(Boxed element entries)

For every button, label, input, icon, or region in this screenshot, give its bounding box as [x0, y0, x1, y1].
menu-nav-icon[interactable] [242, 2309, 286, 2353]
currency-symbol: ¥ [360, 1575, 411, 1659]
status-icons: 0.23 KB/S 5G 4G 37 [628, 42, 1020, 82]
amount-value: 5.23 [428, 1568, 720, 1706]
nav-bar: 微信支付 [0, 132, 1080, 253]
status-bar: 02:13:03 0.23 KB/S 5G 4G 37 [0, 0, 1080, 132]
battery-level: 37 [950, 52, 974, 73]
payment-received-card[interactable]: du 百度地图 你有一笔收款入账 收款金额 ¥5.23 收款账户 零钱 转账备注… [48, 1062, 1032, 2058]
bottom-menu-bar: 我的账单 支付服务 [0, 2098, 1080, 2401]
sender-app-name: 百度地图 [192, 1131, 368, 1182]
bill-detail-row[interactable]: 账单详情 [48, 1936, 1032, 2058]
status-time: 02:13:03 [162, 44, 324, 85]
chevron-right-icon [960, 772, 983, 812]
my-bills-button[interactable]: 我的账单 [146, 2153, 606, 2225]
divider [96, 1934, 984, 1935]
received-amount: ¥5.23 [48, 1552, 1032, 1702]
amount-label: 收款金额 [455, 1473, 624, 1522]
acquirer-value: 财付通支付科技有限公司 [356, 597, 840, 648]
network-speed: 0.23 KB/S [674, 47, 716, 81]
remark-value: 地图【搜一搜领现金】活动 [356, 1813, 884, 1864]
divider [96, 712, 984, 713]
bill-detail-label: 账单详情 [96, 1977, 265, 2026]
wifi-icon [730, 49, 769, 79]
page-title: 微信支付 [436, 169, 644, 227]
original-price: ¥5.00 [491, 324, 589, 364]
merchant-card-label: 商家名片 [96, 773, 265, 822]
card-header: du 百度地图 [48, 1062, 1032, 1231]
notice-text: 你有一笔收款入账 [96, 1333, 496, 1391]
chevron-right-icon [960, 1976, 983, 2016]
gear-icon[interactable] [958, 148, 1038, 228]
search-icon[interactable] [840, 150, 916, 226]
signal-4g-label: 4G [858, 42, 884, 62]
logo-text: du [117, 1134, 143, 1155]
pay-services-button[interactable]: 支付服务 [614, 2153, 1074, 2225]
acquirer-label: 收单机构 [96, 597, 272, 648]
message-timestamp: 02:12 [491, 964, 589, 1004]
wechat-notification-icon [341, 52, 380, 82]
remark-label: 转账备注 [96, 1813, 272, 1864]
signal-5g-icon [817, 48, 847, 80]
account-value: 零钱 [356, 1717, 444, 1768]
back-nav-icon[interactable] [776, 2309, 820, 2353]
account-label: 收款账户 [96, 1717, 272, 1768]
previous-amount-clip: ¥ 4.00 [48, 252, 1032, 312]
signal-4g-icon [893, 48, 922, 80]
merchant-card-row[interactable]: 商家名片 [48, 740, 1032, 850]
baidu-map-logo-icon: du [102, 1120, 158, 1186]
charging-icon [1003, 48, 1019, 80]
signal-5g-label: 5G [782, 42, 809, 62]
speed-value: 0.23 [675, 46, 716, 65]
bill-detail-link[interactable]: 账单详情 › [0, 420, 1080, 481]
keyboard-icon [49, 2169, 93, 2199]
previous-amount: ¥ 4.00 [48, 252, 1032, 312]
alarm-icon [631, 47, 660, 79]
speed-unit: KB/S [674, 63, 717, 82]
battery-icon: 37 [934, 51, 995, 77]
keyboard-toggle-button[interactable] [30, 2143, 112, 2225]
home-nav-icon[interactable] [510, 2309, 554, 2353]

- _What you should do_
Starting at the first line of the listing above and ending at the line that contains "wifi-icon [730, 49, 769, 79]", place those lines into a numbered list, omitting any blank lines.

- _Solution_
1. For every button, label, input, icon, or region in this screenshot, give its bounding box as [x0, y0, x1, y1].
2. menu-nav-icon[interactable] [242, 2309, 286, 2353]
3. currency-symbol: ¥ [360, 1575, 411, 1659]
4. status-icons: 0.23 KB/S 5G 4G 37 [628, 42, 1020, 82]
5. amount-value: 5.23 [428, 1568, 720, 1706]
6. nav-bar: 微信支付 [0, 132, 1080, 253]
7. status-bar: 02:13:03 0.23 KB/S 5G 4G 37 [0, 0, 1080, 132]
8. battery-level: 37 [950, 52, 974, 73]
9. payment-received-card[interactable]: du 百度地图 你有一笔收款入账 收款金额 ¥5.23 收款账户 零钱 转账备注… [48, 1062, 1032, 2058]
10. bottom-menu-bar: 我的账单 支付服务 [0, 2098, 1080, 2401]
11. sender-app-name: 百度地图 [192, 1131, 368, 1182]
12. bill-detail-row[interactable]: 账单详情 [48, 1936, 1032, 2058]
13. status-time: 02:13:03 [162, 44, 324, 85]
14. chevron-right-icon [960, 772, 983, 812]
15. my-bills-button[interactable]: 我的账单 [146, 2153, 606, 2225]
16. divider [96, 1934, 984, 1935]
17. received-amount: ¥5.23 [48, 1552, 1032, 1702]
18. amount-label: 收款金额 [455, 1473, 624, 1522]
19. acquirer-value: 财付通支付科技有限公司 [356, 597, 840, 648]
20. network-speed: 0.23 KB/S [674, 47, 716, 81]
21. remark-value: 地图【搜一搜领现金】活动 [356, 1813, 884, 1864]
22. divider [96, 712, 984, 713]
23. bill-detail-label: 账单详情 [96, 1977, 265, 2026]
24. wifi-icon [730, 49, 769, 79]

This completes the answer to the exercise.